** START TASK MATERIAL **
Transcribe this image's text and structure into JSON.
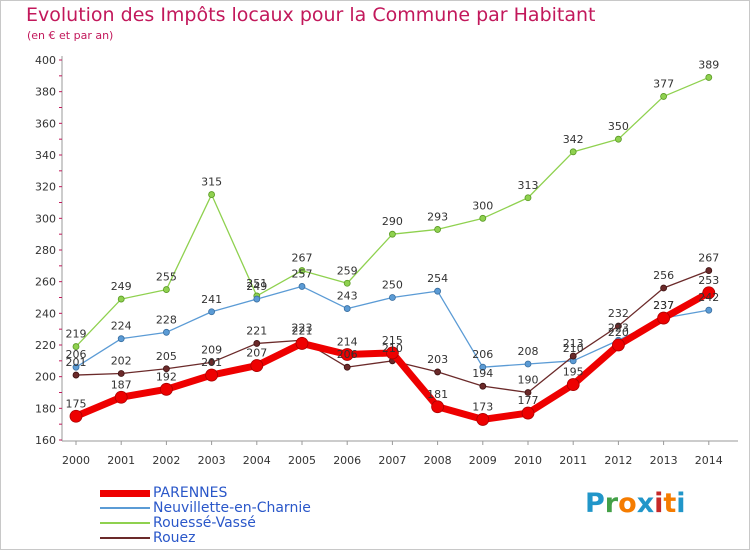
{
  "title": "Evolution des Impôts locaux pour la Commune par Habitant",
  "subtitle": "(en € et par an)",
  "logo": {
    "text": "Proxiti",
    "letters": [
      "P",
      "r",
      "o",
      "x",
      "i",
      "t",
      "i"
    ],
    "letter_colors": [
      "#2196c9",
      "#43a047",
      "#f57c00",
      "#2196c9",
      "#c62828",
      "#f57c00",
      "#2196c9"
    ]
  },
  "chart_data": {
    "type": "line",
    "title": "Evolution des Impôts locaux pour la Commune par Habitant",
    "subtitle": "(en € et par an)",
    "x": [
      "2000",
      "2001",
      "2002",
      "2003",
      "2004",
      "2005",
      "2006",
      "2007",
      "2008",
      "2009",
      "2010",
      "2011",
      "2012",
      "2013",
      "2014"
    ],
    "ylim": [
      160,
      400
    ],
    "yticks": [
      160,
      180,
      200,
      220,
      240,
      260,
      280,
      300,
      320,
      340,
      360,
      380,
      400
    ],
    "grid": false,
    "legend_position": "bottom-left",
    "series": [
      {
        "name": "PARENNES",
        "color": "#ee0000",
        "values": [
          175,
          187,
          192,
          201,
          207,
          221,
          214,
          215,
          181,
          173,
          177,
          195,
          220,
          237,
          253
        ]
      },
      {
        "name": "Neuvillette-en-Charnie",
        "color": "#5b9bd5",
        "values": [
          206,
          224,
          228,
          241,
          249,
          257,
          243,
          250,
          254,
          206,
          208,
          210,
          223,
          237,
          242
        ]
      },
      {
        "name": "Rouessé-Vassé",
        "color": "#8fd14f",
        "values": [
          219,
          249,
          255,
          315,
          251,
          267,
          259,
          290,
          293,
          300,
          313,
          342,
          350,
          377,
          389
        ]
      },
      {
        "name": "Rouez",
        "color": "#6b2a2a",
        "values": [
          201,
          202,
          205,
          209,
          221,
          223,
          206,
          210,
          203,
          194,
          190,
          213,
          232,
          256,
          267
        ]
      }
    ],
    "data_labels": [
      [
        "175",
        "187",
        "192",
        "201",
        "207",
        "221",
        "214",
        "215",
        "181",
        "173",
        "177",
        "195",
        "220",
        "237",
        "253"
      ],
      [
        "206",
        "224",
        "228",
        "241",
        "249",
        "257",
        "243",
        "250",
        "254",
        "206",
        "208",
        "210",
        "223",
        "237",
        "242"
      ],
      [
        "219",
        "249",
        "255",
        "315",
        "251",
        "267",
        "259",
        "290",
        "293",
        "300",
        "313",
        "342",
        "350",
        "377",
        "389"
      ],
      [
        "201",
        "202",
        "205",
        "209",
        "221",
        "223",
        "206",
        "210",
        "203",
        "194",
        "190",
        "213",
        "232",
        "256",
        "267"
      ]
    ]
  }
}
** END TASK MATERIAL **
- _PROBLEM REQUIREMENTS_
Copy out every line in the entries above that holds "locaux".

- _RESULT FOR THIS EXERCISE_
  "title": "Evolution des Impôts locaux pour la Commune par Habitant",
    "title": "Evolution des Impôts locaux pour la Commune par Habitant",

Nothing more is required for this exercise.